*Task*. Omit the pictures and return every entry exactly as written.

(Figure data in JSON)
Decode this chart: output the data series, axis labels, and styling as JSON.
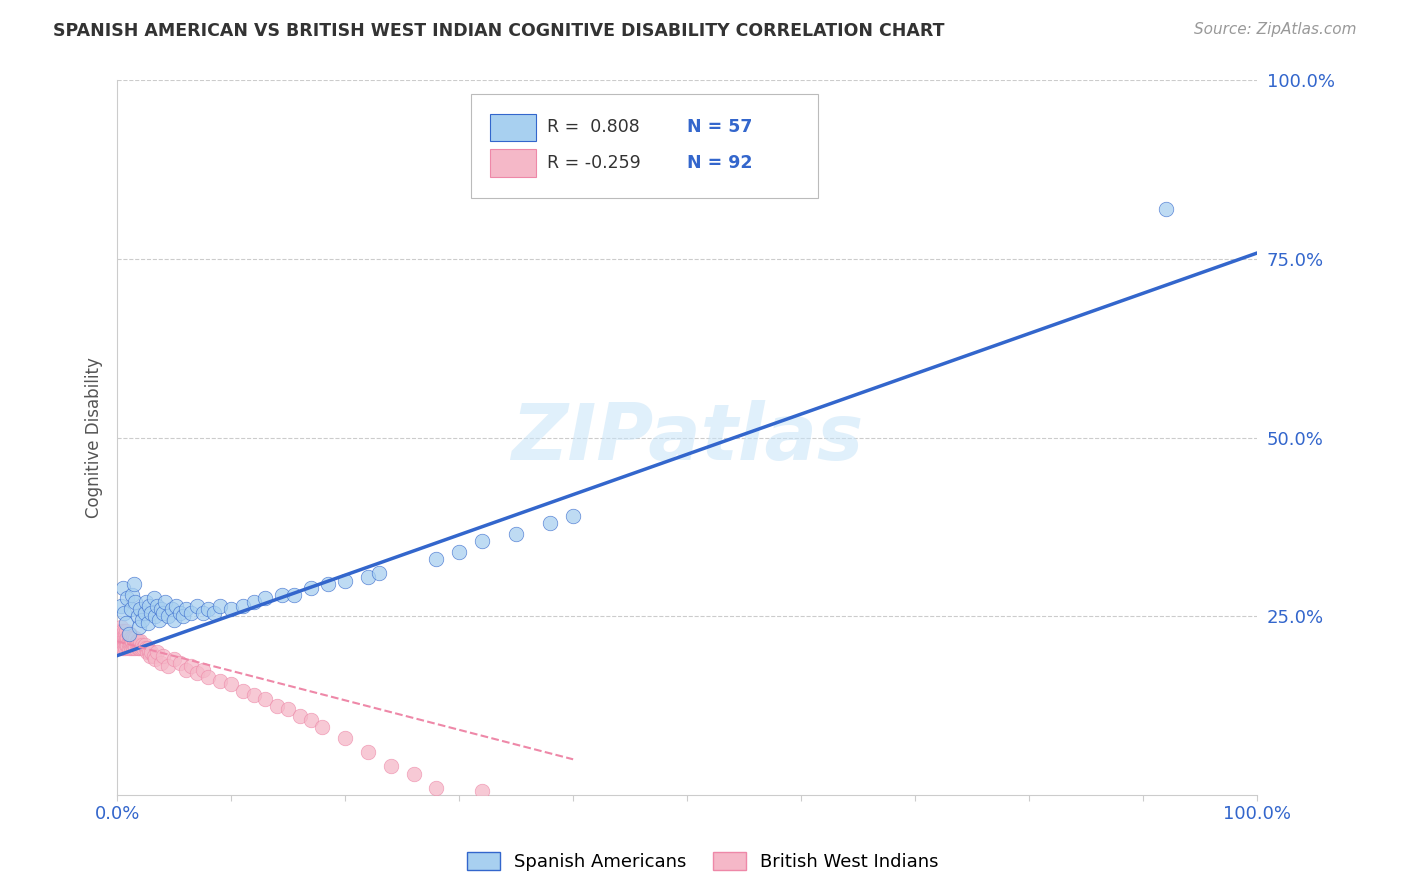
{
  "title": "SPANISH AMERICAN VS BRITISH WEST INDIAN COGNITIVE DISABILITY CORRELATION CHART",
  "source": "Source: ZipAtlas.com",
  "ylabel": "Cognitive Disability",
  "xlim": [
    0.0,
    1.0
  ],
  "ylim": [
    0.0,
    1.0
  ],
  "ytick_labels": [
    "100.0%",
    "75.0%",
    "50.0%",
    "25.0%"
  ],
  "ytick_values": [
    1.0,
    0.75,
    0.5,
    0.25
  ],
  "watermark": "ZIPatlas",
  "legend_blue_R": "R =  0.808",
  "legend_blue_N": "N = 57",
  "legend_pink_R": "R = -0.259",
  "legend_pink_N": "N = 92",
  "blue_color": "#A8D0F0",
  "pink_color": "#F5B8C8",
  "blue_line_color": "#3366CC",
  "pink_line_color": "#EE88A8",
  "grid_color": "#CCCCCC",
  "background_color": "#FFFFFF",
  "blue_scatter_x": [
    0.003,
    0.005,
    0.006,
    0.008,
    0.009,
    0.01,
    0.012,
    0.013,
    0.015,
    0.016,
    0.018,
    0.019,
    0.02,
    0.022,
    0.024,
    0.025,
    0.027,
    0.028,
    0.03,
    0.032,
    0.033,
    0.035,
    0.037,
    0.038,
    0.04,
    0.042,
    0.045,
    0.048,
    0.05,
    0.052,
    0.055,
    0.058,
    0.06,
    0.065,
    0.07,
    0.075,
    0.08,
    0.085,
    0.09,
    0.1,
    0.11,
    0.12,
    0.13,
    0.145,
    0.155,
    0.17,
    0.185,
    0.2,
    0.22,
    0.23,
    0.28,
    0.3,
    0.32,
    0.35,
    0.38,
    0.4,
    0.92
  ],
  "blue_scatter_y": [
    0.265,
    0.29,
    0.255,
    0.24,
    0.275,
    0.225,
    0.26,
    0.28,
    0.295,
    0.27,
    0.25,
    0.235,
    0.26,
    0.245,
    0.255,
    0.27,
    0.24,
    0.265,
    0.255,
    0.275,
    0.25,
    0.265,
    0.245,
    0.26,
    0.255,
    0.27,
    0.25,
    0.26,
    0.245,
    0.265,
    0.255,
    0.25,
    0.26,
    0.255,
    0.265,
    0.255,
    0.26,
    0.255,
    0.265,
    0.26,
    0.265,
    0.27,
    0.275,
    0.28,
    0.28,
    0.29,
    0.295,
    0.3,
    0.305,
    0.31,
    0.33,
    0.34,
    0.355,
    0.365,
    0.38,
    0.39,
    0.82
  ],
  "pink_scatter_x": [
    0.001,
    0.001,
    0.002,
    0.002,
    0.002,
    0.003,
    0.003,
    0.003,
    0.003,
    0.004,
    0.004,
    0.004,
    0.005,
    0.005,
    0.005,
    0.005,
    0.006,
    0.006,
    0.006,
    0.007,
    0.007,
    0.007,
    0.008,
    0.008,
    0.008,
    0.009,
    0.009,
    0.009,
    0.01,
    0.01,
    0.01,
    0.011,
    0.011,
    0.011,
    0.012,
    0.012,
    0.012,
    0.013,
    0.013,
    0.014,
    0.014,
    0.015,
    0.015,
    0.016,
    0.016,
    0.017,
    0.017,
    0.018,
    0.018,
    0.019,
    0.019,
    0.02,
    0.02,
    0.021,
    0.022,
    0.023,
    0.024,
    0.025,
    0.026,
    0.027,
    0.028,
    0.029,
    0.03,
    0.032,
    0.033,
    0.035,
    0.038,
    0.04,
    0.045,
    0.05,
    0.055,
    0.06,
    0.065,
    0.07,
    0.075,
    0.08,
    0.09,
    0.1,
    0.11,
    0.12,
    0.13,
    0.14,
    0.15,
    0.16,
    0.17,
    0.18,
    0.2,
    0.22,
    0.24,
    0.26,
    0.28,
    0.32
  ],
  "pink_scatter_y": [
    0.22,
    0.215,
    0.23,
    0.21,
    0.225,
    0.235,
    0.205,
    0.22,
    0.215,
    0.225,
    0.21,
    0.23,
    0.22,
    0.215,
    0.225,
    0.205,
    0.23,
    0.21,
    0.22,
    0.215,
    0.225,
    0.205,
    0.22,
    0.23,
    0.21,
    0.215,
    0.22,
    0.21,
    0.225,
    0.215,
    0.205,
    0.22,
    0.21,
    0.225,
    0.215,
    0.205,
    0.22,
    0.21,
    0.215,
    0.22,
    0.205,
    0.215,
    0.21,
    0.22,
    0.205,
    0.215,
    0.21,
    0.205,
    0.215,
    0.21,
    0.205,
    0.21,
    0.215,
    0.205,
    0.21,
    0.205,
    0.21,
    0.205,
    0.2,
    0.205,
    0.2,
    0.195,
    0.2,
    0.195,
    0.19,
    0.2,
    0.185,
    0.195,
    0.18,
    0.19,
    0.185,
    0.175,
    0.18,
    0.17,
    0.175,
    0.165,
    0.16,
    0.155,
    0.145,
    0.14,
    0.135,
    0.125,
    0.12,
    0.11,
    0.105,
    0.095,
    0.08,
    0.06,
    0.04,
    0.03,
    0.01,
    0.005
  ],
  "blue_line_x0": 0.0,
  "blue_line_y0": 0.195,
  "blue_line_x1": 1.0,
  "blue_line_y1": 0.758,
  "pink_line_x0": 0.0,
  "pink_line_y0": 0.215,
  "pink_line_x1": 0.4,
  "pink_line_y1": 0.05
}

*Complete answer*.
Decode this chart: output the data series, axis labels, and styling as JSON.
{
  "title": "SPANISH AMERICAN VS BRITISH WEST INDIAN COGNITIVE DISABILITY CORRELATION CHART",
  "source": "Source: ZipAtlas.com",
  "ylabel": "Cognitive Disability",
  "xlim": [
    0.0,
    1.0
  ],
  "ylim": [
    0.0,
    1.0
  ],
  "ytick_labels": [
    "100.0%",
    "75.0%",
    "50.0%",
    "25.0%"
  ],
  "ytick_values": [
    1.0,
    0.75,
    0.5,
    0.25
  ],
  "watermark": "ZIPatlas",
  "legend_blue_R": "R =  0.808",
  "legend_blue_N": "N = 57",
  "legend_pink_R": "R = -0.259",
  "legend_pink_N": "N = 92",
  "blue_color": "#A8D0F0",
  "pink_color": "#F5B8C8",
  "blue_line_color": "#3366CC",
  "pink_line_color": "#EE88A8",
  "grid_color": "#CCCCCC",
  "background_color": "#FFFFFF",
  "blue_scatter_x": [
    0.003,
    0.005,
    0.006,
    0.008,
    0.009,
    0.01,
    0.012,
    0.013,
    0.015,
    0.016,
    0.018,
    0.019,
    0.02,
    0.022,
    0.024,
    0.025,
    0.027,
    0.028,
    0.03,
    0.032,
    0.033,
    0.035,
    0.037,
    0.038,
    0.04,
    0.042,
    0.045,
    0.048,
    0.05,
    0.052,
    0.055,
    0.058,
    0.06,
    0.065,
    0.07,
    0.075,
    0.08,
    0.085,
    0.09,
    0.1,
    0.11,
    0.12,
    0.13,
    0.145,
    0.155,
    0.17,
    0.185,
    0.2,
    0.22,
    0.23,
    0.28,
    0.3,
    0.32,
    0.35,
    0.38,
    0.4,
    0.92
  ],
  "blue_scatter_y": [
    0.265,
    0.29,
    0.255,
    0.24,
    0.275,
    0.225,
    0.26,
    0.28,
    0.295,
    0.27,
    0.25,
    0.235,
    0.26,
    0.245,
    0.255,
    0.27,
    0.24,
    0.265,
    0.255,
    0.275,
    0.25,
    0.265,
    0.245,
    0.26,
    0.255,
    0.27,
    0.25,
    0.26,
    0.245,
    0.265,
    0.255,
    0.25,
    0.26,
    0.255,
    0.265,
    0.255,
    0.26,
    0.255,
    0.265,
    0.26,
    0.265,
    0.27,
    0.275,
    0.28,
    0.28,
    0.29,
    0.295,
    0.3,
    0.305,
    0.31,
    0.33,
    0.34,
    0.355,
    0.365,
    0.38,
    0.39,
    0.82
  ],
  "pink_scatter_x": [
    0.001,
    0.001,
    0.002,
    0.002,
    0.002,
    0.003,
    0.003,
    0.003,
    0.003,
    0.004,
    0.004,
    0.004,
    0.005,
    0.005,
    0.005,
    0.005,
    0.006,
    0.006,
    0.006,
    0.007,
    0.007,
    0.007,
    0.008,
    0.008,
    0.008,
    0.009,
    0.009,
    0.009,
    0.01,
    0.01,
    0.01,
    0.011,
    0.011,
    0.011,
    0.012,
    0.012,
    0.012,
    0.013,
    0.013,
    0.014,
    0.014,
    0.015,
    0.015,
    0.016,
    0.016,
    0.017,
    0.017,
    0.018,
    0.018,
    0.019,
    0.019,
    0.02,
    0.02,
    0.021,
    0.022,
    0.023,
    0.024,
    0.025,
    0.026,
    0.027,
    0.028,
    0.029,
    0.03,
    0.032,
    0.033,
    0.035,
    0.038,
    0.04,
    0.045,
    0.05,
    0.055,
    0.06,
    0.065,
    0.07,
    0.075,
    0.08,
    0.09,
    0.1,
    0.11,
    0.12,
    0.13,
    0.14,
    0.15,
    0.16,
    0.17,
    0.18,
    0.2,
    0.22,
    0.24,
    0.26,
    0.28,
    0.32
  ],
  "pink_scatter_y": [
    0.22,
    0.215,
    0.23,
    0.21,
    0.225,
    0.235,
    0.205,
    0.22,
    0.215,
    0.225,
    0.21,
    0.23,
    0.22,
    0.215,
    0.225,
    0.205,
    0.23,
    0.21,
    0.22,
    0.215,
    0.225,
    0.205,
    0.22,
    0.23,
    0.21,
    0.215,
    0.22,
    0.21,
    0.225,
    0.215,
    0.205,
    0.22,
    0.21,
    0.225,
    0.215,
    0.205,
    0.22,
    0.21,
    0.215,
    0.22,
    0.205,
    0.215,
    0.21,
    0.22,
    0.205,
    0.215,
    0.21,
    0.205,
    0.215,
    0.21,
    0.205,
    0.21,
    0.215,
    0.205,
    0.21,
    0.205,
    0.21,
    0.205,
    0.2,
    0.205,
    0.2,
    0.195,
    0.2,
    0.195,
    0.19,
    0.2,
    0.185,
    0.195,
    0.18,
    0.19,
    0.185,
    0.175,
    0.18,
    0.17,
    0.175,
    0.165,
    0.16,
    0.155,
    0.145,
    0.14,
    0.135,
    0.125,
    0.12,
    0.11,
    0.105,
    0.095,
    0.08,
    0.06,
    0.04,
    0.03,
    0.01,
    0.005
  ],
  "blue_line_x0": 0.0,
  "blue_line_y0": 0.195,
  "blue_line_x1": 1.0,
  "blue_line_y1": 0.758,
  "pink_line_x0": 0.0,
  "pink_line_y0": 0.215,
  "pink_line_x1": 0.4,
  "pink_line_y1": 0.05
}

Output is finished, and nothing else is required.